» **Supplied records**:

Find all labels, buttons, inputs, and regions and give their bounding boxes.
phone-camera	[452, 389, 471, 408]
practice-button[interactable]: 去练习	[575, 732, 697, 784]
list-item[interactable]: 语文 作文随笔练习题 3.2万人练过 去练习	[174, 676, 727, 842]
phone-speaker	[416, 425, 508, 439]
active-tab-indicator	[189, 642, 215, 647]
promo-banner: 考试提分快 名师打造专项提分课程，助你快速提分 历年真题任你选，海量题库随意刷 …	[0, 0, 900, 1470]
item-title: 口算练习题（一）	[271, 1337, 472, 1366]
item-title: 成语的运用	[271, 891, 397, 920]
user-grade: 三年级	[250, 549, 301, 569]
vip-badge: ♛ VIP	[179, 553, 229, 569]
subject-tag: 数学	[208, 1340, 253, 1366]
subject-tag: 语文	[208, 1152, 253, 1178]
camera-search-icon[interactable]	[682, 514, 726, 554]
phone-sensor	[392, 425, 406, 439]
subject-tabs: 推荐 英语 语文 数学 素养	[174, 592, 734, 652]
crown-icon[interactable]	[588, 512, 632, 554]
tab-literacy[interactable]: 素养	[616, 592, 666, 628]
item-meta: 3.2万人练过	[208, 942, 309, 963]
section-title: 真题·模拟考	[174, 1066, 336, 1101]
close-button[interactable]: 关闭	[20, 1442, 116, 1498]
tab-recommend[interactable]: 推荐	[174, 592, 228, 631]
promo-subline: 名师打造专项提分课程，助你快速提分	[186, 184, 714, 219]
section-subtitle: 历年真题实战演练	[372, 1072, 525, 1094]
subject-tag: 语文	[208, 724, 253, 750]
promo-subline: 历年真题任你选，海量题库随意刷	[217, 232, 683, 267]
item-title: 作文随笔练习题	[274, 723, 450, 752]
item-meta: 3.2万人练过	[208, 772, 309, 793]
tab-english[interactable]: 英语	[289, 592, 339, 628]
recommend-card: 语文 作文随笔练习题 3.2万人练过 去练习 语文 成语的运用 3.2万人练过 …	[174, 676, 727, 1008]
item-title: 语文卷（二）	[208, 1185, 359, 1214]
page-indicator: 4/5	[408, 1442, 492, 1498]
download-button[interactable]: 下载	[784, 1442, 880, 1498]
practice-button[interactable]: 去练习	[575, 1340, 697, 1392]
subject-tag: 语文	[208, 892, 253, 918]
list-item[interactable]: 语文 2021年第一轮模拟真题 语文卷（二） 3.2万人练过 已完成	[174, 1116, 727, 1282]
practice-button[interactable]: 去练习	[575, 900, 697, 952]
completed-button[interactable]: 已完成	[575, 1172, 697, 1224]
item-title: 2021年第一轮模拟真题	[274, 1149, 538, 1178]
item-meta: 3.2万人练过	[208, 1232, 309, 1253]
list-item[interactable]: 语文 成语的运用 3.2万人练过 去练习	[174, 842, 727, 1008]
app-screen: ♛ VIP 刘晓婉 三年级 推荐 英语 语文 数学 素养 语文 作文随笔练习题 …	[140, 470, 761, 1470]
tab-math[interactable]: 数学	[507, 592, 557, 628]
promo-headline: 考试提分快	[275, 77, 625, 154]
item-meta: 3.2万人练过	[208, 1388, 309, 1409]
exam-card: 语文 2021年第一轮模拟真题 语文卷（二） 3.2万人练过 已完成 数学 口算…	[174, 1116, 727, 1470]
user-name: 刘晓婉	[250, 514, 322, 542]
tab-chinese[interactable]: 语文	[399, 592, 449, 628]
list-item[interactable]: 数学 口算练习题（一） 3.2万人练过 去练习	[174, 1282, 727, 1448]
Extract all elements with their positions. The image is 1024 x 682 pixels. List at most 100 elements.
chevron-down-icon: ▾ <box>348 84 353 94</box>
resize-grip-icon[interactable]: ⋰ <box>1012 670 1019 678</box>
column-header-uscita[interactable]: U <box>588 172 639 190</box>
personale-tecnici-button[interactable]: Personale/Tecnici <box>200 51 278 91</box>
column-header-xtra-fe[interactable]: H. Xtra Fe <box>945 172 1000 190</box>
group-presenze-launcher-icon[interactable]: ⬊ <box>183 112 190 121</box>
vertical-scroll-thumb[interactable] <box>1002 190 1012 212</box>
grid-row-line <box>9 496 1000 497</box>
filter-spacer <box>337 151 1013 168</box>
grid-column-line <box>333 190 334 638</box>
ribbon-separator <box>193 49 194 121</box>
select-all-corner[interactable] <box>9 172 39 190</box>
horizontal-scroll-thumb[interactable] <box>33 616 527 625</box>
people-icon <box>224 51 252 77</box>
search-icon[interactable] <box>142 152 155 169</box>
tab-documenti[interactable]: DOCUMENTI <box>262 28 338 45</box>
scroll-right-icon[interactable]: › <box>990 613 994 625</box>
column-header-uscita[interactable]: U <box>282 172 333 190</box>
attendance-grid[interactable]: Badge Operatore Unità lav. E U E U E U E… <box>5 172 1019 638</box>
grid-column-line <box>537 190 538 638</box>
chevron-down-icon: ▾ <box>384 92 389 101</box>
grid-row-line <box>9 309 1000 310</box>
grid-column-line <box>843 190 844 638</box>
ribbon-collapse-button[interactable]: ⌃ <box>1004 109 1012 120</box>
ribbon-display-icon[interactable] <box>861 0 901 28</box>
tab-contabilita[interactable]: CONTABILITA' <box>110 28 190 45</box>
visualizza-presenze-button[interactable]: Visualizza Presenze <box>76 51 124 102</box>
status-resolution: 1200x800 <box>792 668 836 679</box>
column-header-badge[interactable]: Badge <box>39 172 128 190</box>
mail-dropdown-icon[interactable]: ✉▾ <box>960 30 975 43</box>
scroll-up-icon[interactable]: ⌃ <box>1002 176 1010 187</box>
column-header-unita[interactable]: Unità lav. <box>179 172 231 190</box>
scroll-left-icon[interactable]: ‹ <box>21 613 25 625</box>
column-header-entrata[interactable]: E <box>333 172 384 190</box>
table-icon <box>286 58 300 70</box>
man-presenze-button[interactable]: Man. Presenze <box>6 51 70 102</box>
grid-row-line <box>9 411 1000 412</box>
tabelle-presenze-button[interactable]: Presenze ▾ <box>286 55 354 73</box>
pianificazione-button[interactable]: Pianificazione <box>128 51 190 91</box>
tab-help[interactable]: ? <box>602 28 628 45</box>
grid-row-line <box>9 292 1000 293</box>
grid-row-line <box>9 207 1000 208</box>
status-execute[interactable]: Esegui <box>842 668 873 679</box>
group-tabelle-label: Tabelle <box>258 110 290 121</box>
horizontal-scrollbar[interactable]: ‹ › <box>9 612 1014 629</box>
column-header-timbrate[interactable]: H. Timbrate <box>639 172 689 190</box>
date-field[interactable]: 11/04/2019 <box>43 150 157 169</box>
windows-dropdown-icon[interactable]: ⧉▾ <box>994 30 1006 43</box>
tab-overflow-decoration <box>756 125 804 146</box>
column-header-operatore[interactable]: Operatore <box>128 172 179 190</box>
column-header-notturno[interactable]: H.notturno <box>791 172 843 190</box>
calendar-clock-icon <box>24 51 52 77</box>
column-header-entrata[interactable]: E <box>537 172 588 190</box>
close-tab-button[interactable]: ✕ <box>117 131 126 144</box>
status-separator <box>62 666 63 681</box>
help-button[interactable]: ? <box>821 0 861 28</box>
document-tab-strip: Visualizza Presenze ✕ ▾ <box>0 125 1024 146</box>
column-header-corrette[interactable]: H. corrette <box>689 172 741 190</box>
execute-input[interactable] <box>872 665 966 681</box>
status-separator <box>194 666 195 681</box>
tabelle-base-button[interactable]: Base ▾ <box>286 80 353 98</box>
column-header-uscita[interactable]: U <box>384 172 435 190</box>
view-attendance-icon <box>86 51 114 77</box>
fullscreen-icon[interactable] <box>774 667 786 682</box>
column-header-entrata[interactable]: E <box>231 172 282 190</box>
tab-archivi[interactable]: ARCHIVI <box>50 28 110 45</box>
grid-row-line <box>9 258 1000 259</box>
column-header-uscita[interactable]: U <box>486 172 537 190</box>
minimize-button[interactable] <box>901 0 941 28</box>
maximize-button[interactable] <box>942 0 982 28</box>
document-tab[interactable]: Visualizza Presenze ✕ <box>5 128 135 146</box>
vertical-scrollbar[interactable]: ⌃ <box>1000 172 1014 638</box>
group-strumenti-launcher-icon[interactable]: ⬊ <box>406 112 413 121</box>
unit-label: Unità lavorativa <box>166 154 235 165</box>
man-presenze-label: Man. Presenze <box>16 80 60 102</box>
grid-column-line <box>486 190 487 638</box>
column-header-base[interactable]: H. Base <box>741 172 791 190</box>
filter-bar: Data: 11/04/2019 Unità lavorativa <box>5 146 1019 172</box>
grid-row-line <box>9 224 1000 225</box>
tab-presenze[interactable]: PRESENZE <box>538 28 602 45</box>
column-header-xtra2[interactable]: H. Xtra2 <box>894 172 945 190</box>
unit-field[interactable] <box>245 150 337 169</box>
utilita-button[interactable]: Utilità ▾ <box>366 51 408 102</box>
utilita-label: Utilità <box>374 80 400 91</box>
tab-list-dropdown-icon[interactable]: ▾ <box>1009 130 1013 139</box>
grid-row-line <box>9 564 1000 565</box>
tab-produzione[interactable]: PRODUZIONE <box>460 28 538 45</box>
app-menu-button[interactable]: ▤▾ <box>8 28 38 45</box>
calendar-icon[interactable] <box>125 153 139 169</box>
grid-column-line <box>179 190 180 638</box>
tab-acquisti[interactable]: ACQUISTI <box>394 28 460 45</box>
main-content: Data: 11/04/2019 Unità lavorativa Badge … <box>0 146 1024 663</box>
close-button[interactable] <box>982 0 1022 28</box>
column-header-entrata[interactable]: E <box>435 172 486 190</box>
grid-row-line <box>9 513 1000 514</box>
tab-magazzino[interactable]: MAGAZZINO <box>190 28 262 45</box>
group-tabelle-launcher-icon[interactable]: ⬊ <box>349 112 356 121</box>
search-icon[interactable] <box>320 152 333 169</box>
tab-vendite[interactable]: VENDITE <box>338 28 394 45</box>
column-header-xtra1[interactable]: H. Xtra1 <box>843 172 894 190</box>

» **Aim**: Render the entries above as a JSON list of strings, one string per line with blank lines left out, from the first line of the entries up to and including the line with "549, 301, 569]".

» **Full response**:
[
  "Find all labels, buttons, inputs, and regions and give their bounding boxes.",
  "phone-camera\t[452, 389, 471, 408]",
  "practice-button[interactable]: 去练习\t[575, 732, 697, 784]",
  "list-item[interactable]: 语文 作文随笔练习题 3.2万人练过 去练习\t[174, 676, 727, 842]",
  "phone-speaker\t[416, 425, 508, 439]",
  "active-tab-indicator\t[189, 642, 215, 647]",
  "promo-banner: 考试提分快 名师打造专项提分课程，助你快速提分 历年真题任你选，海量题库随意刷 …\t[0, 0, 900, 1470]",
  "item-title: 口算练习题（一）\t[271, 1337, 472, 1366]",
  "item-title: 成语的运用\t[271, 891, 397, 920]",
  "user-grade: 三年级\t[250, 549, 301, 569]"
]